Goal of the exercise:
From the entries below, gather every line containing the string "text".

Provided entries:
▼

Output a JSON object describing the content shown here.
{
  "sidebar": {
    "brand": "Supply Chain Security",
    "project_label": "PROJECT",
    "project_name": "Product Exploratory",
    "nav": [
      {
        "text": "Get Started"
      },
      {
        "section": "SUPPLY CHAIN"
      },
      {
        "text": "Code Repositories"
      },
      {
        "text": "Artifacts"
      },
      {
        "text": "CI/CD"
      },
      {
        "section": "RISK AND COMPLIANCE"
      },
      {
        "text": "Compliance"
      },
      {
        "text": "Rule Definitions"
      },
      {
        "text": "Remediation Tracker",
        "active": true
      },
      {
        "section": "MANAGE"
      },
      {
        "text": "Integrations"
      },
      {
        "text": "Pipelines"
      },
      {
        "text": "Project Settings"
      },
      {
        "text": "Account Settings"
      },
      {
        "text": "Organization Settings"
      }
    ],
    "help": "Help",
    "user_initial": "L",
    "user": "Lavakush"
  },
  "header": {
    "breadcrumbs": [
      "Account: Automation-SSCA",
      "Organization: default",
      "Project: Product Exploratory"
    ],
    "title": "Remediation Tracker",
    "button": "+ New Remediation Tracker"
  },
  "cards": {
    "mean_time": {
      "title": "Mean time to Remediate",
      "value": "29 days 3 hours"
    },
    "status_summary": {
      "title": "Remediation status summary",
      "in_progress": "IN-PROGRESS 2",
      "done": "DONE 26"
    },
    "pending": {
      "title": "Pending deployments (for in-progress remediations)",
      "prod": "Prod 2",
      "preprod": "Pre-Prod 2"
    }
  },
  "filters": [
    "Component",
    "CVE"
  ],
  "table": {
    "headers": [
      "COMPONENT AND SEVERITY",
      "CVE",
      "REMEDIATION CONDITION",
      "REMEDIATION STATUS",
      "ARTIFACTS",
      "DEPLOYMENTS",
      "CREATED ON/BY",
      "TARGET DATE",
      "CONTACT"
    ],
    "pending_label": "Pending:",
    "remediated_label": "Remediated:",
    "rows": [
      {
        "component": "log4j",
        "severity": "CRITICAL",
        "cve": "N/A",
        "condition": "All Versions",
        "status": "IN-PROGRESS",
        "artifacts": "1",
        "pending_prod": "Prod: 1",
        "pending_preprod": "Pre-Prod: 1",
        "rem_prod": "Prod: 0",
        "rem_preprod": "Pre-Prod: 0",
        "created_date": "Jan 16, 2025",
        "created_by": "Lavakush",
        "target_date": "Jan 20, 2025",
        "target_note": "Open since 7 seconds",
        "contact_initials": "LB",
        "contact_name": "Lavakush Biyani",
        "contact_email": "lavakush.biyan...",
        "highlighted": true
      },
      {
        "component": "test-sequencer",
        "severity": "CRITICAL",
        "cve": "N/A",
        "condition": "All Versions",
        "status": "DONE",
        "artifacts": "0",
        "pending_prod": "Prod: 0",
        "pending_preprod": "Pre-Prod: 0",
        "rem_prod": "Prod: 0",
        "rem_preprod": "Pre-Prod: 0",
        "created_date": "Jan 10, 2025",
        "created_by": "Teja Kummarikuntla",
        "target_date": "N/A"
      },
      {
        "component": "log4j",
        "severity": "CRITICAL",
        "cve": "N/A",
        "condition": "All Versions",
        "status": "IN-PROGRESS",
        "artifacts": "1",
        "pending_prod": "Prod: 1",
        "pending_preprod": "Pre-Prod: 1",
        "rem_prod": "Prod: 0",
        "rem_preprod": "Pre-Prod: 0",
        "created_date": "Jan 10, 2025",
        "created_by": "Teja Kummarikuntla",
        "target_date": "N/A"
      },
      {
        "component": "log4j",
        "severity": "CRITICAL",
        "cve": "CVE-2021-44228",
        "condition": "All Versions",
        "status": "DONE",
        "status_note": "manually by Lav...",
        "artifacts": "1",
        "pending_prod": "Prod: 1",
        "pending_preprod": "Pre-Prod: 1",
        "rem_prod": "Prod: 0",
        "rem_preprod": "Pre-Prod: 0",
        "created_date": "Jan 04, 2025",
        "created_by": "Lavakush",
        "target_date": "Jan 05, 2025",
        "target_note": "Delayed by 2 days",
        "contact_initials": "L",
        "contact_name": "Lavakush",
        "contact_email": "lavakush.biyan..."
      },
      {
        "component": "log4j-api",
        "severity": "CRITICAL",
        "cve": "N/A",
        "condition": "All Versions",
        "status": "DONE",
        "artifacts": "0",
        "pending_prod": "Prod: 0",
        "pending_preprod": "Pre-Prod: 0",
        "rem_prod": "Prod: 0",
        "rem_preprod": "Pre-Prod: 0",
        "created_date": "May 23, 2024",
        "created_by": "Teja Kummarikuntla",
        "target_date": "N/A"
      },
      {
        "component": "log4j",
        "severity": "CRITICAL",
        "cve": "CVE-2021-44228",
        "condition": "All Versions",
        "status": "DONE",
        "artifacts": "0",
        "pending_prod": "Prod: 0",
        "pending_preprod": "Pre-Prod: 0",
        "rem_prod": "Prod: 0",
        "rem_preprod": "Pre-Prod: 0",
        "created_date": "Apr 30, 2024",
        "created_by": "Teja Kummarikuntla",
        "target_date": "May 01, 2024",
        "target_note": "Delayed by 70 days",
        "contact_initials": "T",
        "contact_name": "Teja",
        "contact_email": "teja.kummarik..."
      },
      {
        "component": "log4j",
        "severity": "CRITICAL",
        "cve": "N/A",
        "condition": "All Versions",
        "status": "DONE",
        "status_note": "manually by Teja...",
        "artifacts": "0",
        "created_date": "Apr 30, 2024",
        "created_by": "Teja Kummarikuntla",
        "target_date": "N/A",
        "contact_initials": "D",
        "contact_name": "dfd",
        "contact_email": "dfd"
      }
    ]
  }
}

▲

Answer for this exercise:
        "text": "Get Started"
        "text": "Code Repositories"
        "text": "Artifacts"
        "text": "CI/CD"
        "text": "Compliance"
        "text": "Rule Definitions"
        "text": "Remediation Tracker",
        "text": "Integrations"
        "text": "Pipelines"
        "text": "Project Settings"
        "text": "Account Settings"
        "text": "Organization Settings"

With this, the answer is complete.